Data extracted from a collection

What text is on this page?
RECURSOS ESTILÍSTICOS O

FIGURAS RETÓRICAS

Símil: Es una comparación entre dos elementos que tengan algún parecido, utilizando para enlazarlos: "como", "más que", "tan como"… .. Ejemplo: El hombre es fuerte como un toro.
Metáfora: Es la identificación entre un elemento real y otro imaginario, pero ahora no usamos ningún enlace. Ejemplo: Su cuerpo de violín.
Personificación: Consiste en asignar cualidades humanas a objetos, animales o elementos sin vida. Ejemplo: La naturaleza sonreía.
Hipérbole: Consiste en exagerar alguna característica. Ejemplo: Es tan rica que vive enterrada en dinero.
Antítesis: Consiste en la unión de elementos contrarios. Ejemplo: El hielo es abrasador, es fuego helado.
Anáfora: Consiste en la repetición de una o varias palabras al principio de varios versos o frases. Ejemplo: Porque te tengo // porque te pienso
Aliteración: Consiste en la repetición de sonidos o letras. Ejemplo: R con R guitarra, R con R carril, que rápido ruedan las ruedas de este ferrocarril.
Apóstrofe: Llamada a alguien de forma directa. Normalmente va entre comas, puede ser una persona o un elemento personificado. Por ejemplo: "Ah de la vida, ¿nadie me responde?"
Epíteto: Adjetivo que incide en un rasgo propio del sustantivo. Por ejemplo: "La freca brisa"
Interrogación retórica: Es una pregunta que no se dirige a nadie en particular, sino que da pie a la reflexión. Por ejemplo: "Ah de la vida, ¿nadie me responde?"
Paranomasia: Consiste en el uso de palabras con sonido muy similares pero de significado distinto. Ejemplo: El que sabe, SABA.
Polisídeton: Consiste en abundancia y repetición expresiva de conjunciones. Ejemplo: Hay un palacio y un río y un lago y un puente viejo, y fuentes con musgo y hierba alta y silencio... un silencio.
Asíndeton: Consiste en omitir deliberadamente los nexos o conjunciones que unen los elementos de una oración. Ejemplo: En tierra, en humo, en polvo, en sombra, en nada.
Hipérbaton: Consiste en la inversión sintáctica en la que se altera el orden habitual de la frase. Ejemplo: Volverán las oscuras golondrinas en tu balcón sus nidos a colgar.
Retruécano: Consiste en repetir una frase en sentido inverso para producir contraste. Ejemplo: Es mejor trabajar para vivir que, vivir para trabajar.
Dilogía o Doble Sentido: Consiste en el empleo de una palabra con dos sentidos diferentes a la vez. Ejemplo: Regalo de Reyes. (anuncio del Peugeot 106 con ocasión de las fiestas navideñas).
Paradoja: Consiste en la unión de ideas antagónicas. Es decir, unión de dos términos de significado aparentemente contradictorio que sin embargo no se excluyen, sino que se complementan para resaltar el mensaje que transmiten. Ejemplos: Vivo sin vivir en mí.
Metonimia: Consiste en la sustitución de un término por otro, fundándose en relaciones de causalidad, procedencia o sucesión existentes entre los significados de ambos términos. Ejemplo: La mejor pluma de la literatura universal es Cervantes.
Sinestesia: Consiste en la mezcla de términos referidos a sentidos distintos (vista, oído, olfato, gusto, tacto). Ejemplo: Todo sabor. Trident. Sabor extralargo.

...

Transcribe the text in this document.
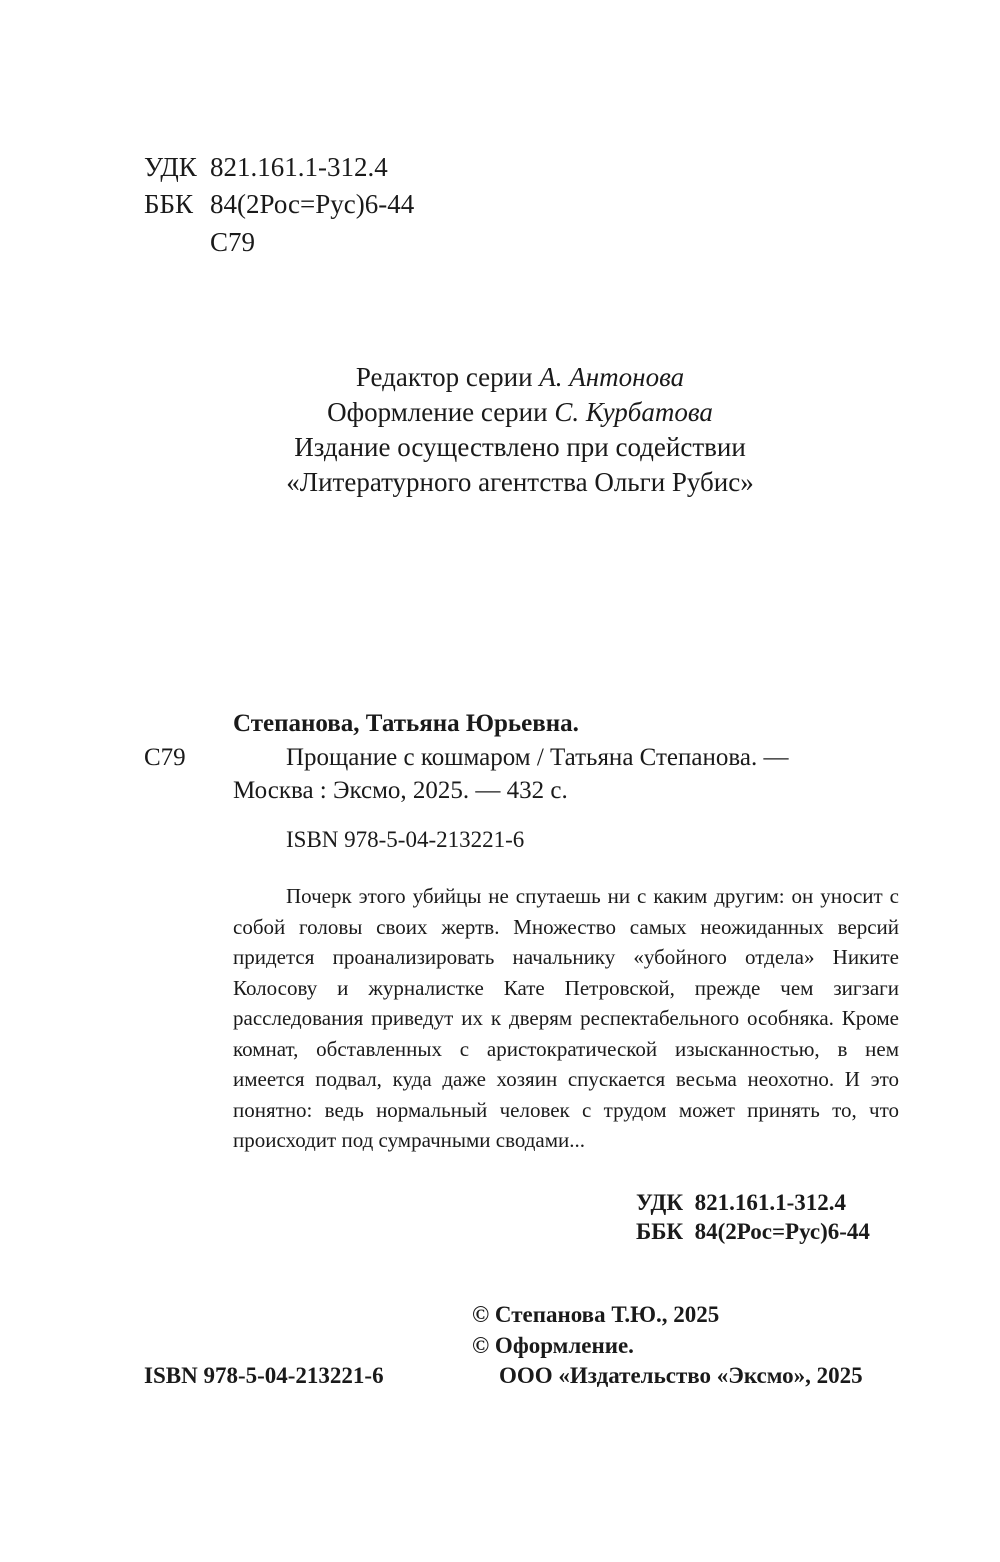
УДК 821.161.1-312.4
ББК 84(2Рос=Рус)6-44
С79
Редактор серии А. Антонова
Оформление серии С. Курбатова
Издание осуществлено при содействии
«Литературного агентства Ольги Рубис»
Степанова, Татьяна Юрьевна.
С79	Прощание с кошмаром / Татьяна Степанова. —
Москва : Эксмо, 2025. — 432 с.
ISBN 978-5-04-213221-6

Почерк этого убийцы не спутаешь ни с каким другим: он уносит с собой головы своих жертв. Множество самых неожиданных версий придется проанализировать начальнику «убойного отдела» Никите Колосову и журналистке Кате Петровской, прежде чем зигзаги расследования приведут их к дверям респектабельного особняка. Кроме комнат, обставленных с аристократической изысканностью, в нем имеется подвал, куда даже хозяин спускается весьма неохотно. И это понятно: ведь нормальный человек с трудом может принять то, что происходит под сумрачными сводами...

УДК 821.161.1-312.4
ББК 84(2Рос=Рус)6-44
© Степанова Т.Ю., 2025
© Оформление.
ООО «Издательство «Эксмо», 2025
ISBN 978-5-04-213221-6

What to do:
Which lines hold the string "unión"? List them all.

Task output:
Antítesis: Consiste en la unión de elementos contrarios. Ejemplo: El hielo es abrasador, es fuego helado.
Paradoja: Consiste en la unión de ideas antagónicas. Es decir, unión de dos términos de significado aparentemente contradictorio que sin embargo no se excluyen, sino que se complementan para resaltar el mensaje que transmiten. Ejemplos: Vivo sin vivir en mí.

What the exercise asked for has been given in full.